→ WORK TO BE COMPLETED
Return the full material exactly.

Stored items:

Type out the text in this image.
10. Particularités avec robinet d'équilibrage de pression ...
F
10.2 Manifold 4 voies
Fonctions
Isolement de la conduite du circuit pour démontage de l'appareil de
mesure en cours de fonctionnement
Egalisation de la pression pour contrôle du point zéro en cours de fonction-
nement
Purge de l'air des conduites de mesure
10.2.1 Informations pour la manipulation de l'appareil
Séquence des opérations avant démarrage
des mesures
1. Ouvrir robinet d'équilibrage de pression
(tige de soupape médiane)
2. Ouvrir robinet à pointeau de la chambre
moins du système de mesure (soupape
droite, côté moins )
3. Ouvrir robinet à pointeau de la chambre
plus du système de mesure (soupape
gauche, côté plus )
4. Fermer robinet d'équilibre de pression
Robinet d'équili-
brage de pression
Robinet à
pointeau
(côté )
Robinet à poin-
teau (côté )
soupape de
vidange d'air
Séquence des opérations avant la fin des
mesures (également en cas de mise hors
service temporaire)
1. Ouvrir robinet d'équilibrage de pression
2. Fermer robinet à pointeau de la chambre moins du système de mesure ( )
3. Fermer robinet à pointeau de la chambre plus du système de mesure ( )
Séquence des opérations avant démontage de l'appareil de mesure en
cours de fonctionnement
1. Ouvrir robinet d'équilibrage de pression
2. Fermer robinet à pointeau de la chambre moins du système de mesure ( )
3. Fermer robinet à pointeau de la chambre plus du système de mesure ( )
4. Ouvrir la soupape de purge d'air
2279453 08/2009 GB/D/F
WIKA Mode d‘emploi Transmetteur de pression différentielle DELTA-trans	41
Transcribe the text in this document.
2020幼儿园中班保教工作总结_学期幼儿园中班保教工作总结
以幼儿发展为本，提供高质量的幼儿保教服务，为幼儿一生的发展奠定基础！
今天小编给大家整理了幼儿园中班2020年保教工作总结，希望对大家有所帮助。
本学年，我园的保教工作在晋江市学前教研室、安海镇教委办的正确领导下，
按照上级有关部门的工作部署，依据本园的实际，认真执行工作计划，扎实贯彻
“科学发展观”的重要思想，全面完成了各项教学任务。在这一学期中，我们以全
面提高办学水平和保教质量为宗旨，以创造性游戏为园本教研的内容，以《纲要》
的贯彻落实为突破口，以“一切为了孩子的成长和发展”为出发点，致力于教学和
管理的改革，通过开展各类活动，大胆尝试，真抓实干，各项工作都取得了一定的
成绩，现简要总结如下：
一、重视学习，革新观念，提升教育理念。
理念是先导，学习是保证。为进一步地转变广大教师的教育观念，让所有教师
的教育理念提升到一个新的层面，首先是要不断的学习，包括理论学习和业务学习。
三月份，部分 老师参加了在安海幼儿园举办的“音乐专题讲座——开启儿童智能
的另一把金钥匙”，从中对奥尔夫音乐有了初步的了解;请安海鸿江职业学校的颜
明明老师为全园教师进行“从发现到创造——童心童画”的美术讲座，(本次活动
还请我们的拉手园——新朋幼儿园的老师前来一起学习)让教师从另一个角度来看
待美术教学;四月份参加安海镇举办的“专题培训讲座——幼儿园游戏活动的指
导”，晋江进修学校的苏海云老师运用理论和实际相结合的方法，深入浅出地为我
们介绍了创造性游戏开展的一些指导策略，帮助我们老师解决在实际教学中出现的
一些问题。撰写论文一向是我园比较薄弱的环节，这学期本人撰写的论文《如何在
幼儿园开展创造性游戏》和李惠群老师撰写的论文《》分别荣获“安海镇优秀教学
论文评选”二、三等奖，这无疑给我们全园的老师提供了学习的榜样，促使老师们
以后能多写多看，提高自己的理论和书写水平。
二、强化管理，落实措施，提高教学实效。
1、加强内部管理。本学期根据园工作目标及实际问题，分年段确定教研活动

→ WORKED ANSWER
Type out the text in this image.
10. Particularités avec robinet d'équilibrage de pression ...
F
10.2 Manifold 4 voies
Fonctions
Isolement de la conduite du circuit pour démontage de l'appareil de
mesure en cours de fonctionnement
Egalisation de la pression pour contrôle du point zéro en cours de fonction-
nement
Purge de l'air des conduites de mesure
10.2.1 Informations pour la manipulation de l'appareil
Séquence des opérations avant démarrage
des mesures
1. Ouvrir robinet d'équilibrage de pression
(tige de soupape médiane)
2. Ouvrir robinet à pointeau de la chambre
moins du système de mesure (soupape
droite, côté moins )
3. Ouvrir robinet à pointeau de la chambre
plus du système de mesure (soupape
gauche, côté plus )
4. Fermer robinet d'équilibre de pression
Robinet d'équili-
brage de pression
Robinet à
pointeau
(côté )
Robinet à poin-
teau (côté )
soupape de
vidange d'air
Séquence des opérations avant la fin des
mesures (également en cas de mise hors
service temporaire)
1. Ouvrir robinet d'équilibrage de pression
2. Fermer robinet à pointeau de la chambre moins du système de mesure ( )
3. Fermer robinet à pointeau de la chambre plus du système de mesure ( )
Séquence des opérations avant démontage de l'appareil de mesure en
cours de fonctionnement
1. Ouvrir robinet d'équilibrage de pression
2. Fermer robinet à pointeau de la chambre moins du système de mesure ( )
3. Fermer robinet à pointeau de la chambre plus du système de mesure ( )
4. Ouvrir la soupape de purge d'air
2279453 08/2009 GB/D/F
WIKA Mode d‘emploi Transmetteur de pression différentielle DELTA-trans	41
Transcribe the text in this document.
2020幼儿园中班保教工作总结_学期幼儿园中班保教工作总结
以幼儿发展为本，提供高质量的幼儿保教服务，为幼儿一生的发展奠定基础！
今天小编给大家整理了幼儿园中班2020年保教工作总结，希望对大家有所帮助。
本学年，我园的保教工作在晋江市学前教研室、安海镇教委办的正确领导下，
按照上级有关部门的工作部署，依据本园的实际，认真执行工作计划，扎实贯彻
“科学发展观”的重要思想，全面完成了各项教学任务。在这一学期中，我们以全
面提高办学水平和保教质量为宗旨，以创造性游戏为园本教研的内容，以《纲要》
的贯彻落实为突破口，以“一切为了孩子的成长和发展”为出发点，致力于教学和
管理的改革，通过开展各类活动，大胆尝试，真抓实干，各项工作都取得了一定的
成绩，现简要总结如下：
一、重视学习，革新观念，提升教育理念。
理念是先导，学习是保证。为进一步地转变广大教师的教育观念，让所有教师
的教育理念提升到一个新的层面，首先是要不断的学习，包括理论学习和业务学习。
三月份，部分 老师参加了在安海幼儿园举办的“音乐专题讲座——开启儿童智能
的另一把金钥匙”，从中对奥尔夫音乐有了初步的了解;请安海鸿江职业学校的颜
明明老师为全园教师进行“从发现到创造——童心童画”的美术讲座，(本次活动
还请我们的拉手园——新朋幼儿园的老师前来一起学习)让教师从另一个角度来看
待美术教学;四月份参加安海镇举办的“专题培训讲座——幼儿园游戏活动的指
导”，晋江进修学校的苏海云老师运用理论和实际相结合的方法，深入浅出地为我
们介绍了创造性游戏开展的一些指导策略，帮助我们老师解决在实际教学中出现的
一些问题。撰写论文一向是我园比较薄弱的环节，这学期本人撰写的论文《如何在
幼儿园开展创造性游戏》和李惠群老师撰写的论文《》分别荣获“安海镇优秀教学
论文评选”二、三等奖，这无疑给我们全园的老师提供了学习的榜样，促使老师们
以后能多写多看，提高自己的理论和书写水平。
二、强化管理，落实措施，提高教学实效。
1、加强内部管理。本学期根据园工作目标及实际问题，分年段确定教研活动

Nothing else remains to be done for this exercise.